- **Work required**: Tally the lines in the listing below that contain "name" and report the tally alone.

- **Material supplied**:
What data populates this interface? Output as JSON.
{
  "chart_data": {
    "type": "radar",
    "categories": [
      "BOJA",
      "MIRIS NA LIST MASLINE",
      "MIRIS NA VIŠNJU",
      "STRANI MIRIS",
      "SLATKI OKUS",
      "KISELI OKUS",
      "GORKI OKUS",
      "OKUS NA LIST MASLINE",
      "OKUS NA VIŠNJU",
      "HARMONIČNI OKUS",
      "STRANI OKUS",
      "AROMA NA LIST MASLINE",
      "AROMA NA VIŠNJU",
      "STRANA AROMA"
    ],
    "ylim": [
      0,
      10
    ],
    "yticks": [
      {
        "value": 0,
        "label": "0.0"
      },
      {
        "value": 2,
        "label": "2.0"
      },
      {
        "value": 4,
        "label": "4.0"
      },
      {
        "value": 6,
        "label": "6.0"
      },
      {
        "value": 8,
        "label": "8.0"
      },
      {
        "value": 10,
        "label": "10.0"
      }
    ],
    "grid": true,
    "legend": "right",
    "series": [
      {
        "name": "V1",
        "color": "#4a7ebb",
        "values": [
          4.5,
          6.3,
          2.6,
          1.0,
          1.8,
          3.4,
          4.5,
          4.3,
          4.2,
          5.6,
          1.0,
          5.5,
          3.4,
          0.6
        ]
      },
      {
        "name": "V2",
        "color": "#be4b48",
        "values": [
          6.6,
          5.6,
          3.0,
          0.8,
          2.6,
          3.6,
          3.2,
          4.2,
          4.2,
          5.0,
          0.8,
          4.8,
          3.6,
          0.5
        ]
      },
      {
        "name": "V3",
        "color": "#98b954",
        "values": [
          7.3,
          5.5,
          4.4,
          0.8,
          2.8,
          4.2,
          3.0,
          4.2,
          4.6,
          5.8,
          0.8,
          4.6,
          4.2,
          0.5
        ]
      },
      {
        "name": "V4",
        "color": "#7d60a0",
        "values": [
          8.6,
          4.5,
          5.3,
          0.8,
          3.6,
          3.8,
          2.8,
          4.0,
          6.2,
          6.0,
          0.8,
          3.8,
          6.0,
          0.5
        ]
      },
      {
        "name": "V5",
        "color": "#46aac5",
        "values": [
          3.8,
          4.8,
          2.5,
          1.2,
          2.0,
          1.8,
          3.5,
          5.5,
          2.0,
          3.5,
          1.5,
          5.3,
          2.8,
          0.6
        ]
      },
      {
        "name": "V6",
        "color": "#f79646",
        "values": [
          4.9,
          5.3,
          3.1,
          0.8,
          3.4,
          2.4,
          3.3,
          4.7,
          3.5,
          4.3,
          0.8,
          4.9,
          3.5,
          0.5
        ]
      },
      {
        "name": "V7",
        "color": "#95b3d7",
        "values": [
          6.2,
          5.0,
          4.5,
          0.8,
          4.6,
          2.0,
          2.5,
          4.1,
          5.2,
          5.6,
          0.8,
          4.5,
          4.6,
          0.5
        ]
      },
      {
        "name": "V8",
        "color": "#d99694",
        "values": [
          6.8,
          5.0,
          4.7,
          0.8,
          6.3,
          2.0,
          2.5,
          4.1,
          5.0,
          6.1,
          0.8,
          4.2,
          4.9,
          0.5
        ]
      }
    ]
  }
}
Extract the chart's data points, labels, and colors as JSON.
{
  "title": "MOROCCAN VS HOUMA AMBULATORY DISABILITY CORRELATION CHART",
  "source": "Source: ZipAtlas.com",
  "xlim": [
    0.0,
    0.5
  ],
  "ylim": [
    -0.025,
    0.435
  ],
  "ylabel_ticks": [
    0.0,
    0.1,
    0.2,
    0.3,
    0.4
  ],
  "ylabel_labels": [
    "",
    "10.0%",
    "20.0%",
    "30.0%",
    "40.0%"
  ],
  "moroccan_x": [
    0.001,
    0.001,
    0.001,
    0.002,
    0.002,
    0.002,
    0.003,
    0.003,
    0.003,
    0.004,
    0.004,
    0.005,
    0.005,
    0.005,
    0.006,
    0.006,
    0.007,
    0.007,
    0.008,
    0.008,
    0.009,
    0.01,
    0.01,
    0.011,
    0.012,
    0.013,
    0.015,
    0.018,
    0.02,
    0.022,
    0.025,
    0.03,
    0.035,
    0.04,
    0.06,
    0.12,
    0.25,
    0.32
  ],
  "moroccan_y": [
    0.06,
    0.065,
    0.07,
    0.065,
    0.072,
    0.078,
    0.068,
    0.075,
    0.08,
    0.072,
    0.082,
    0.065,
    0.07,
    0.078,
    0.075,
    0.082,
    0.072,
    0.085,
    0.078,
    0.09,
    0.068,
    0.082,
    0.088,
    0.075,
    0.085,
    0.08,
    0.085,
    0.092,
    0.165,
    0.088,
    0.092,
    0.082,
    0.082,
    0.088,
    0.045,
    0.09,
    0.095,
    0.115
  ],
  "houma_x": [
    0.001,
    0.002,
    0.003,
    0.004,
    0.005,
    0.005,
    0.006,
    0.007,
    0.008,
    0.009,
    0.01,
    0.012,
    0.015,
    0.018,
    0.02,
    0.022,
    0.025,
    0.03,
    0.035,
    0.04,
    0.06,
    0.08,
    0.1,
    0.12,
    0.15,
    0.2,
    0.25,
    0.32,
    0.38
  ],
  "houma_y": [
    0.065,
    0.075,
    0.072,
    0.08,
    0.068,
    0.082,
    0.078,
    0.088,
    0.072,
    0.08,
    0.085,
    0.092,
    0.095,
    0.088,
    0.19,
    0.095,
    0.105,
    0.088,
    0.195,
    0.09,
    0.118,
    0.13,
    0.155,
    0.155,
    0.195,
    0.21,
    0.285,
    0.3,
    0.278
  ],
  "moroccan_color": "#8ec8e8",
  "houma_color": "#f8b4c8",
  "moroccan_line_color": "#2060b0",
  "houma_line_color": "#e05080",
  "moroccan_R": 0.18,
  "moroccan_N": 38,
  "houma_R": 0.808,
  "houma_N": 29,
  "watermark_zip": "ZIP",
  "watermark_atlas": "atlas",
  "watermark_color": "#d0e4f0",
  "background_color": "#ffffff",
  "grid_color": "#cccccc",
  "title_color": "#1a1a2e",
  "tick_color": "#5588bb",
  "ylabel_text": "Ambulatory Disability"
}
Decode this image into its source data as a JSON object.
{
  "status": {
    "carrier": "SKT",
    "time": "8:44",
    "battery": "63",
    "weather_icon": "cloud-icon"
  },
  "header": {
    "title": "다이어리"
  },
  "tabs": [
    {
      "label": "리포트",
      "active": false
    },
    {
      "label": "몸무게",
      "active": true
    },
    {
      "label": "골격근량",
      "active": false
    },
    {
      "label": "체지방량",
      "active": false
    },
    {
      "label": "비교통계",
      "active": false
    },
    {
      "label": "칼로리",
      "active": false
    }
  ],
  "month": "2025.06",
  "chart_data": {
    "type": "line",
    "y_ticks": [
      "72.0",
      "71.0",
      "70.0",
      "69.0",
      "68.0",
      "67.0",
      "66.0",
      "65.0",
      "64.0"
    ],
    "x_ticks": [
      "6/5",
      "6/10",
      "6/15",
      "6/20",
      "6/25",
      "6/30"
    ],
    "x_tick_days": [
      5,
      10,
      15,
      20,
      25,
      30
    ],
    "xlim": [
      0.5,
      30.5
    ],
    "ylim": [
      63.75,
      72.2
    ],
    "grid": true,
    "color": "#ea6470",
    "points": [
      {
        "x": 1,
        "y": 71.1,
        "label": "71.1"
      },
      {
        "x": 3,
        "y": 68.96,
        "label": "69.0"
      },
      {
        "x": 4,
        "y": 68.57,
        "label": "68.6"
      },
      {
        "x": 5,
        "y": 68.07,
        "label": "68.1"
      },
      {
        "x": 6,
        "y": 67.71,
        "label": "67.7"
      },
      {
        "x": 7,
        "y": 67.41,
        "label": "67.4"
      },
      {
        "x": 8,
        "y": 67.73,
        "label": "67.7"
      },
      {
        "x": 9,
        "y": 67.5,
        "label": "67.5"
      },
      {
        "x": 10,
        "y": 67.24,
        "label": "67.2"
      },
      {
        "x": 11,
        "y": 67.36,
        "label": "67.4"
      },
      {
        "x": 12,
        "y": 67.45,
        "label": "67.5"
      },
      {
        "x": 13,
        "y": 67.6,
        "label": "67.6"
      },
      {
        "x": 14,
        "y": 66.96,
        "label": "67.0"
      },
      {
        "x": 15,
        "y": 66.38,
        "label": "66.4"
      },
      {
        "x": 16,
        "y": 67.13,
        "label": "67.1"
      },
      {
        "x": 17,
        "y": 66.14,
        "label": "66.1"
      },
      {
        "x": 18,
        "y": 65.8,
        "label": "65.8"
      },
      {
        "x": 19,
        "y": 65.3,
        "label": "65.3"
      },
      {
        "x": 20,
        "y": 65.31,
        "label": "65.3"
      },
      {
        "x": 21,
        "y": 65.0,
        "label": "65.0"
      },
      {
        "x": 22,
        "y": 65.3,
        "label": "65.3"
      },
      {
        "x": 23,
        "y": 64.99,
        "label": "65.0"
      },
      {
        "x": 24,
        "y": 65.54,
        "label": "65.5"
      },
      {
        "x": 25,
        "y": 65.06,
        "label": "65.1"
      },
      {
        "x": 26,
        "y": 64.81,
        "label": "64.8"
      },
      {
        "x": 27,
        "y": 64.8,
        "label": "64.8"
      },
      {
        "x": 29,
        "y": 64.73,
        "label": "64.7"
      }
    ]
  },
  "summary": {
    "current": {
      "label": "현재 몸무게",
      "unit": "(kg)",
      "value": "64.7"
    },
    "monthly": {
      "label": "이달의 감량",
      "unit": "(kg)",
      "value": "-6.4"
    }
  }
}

- **Finished task**: 8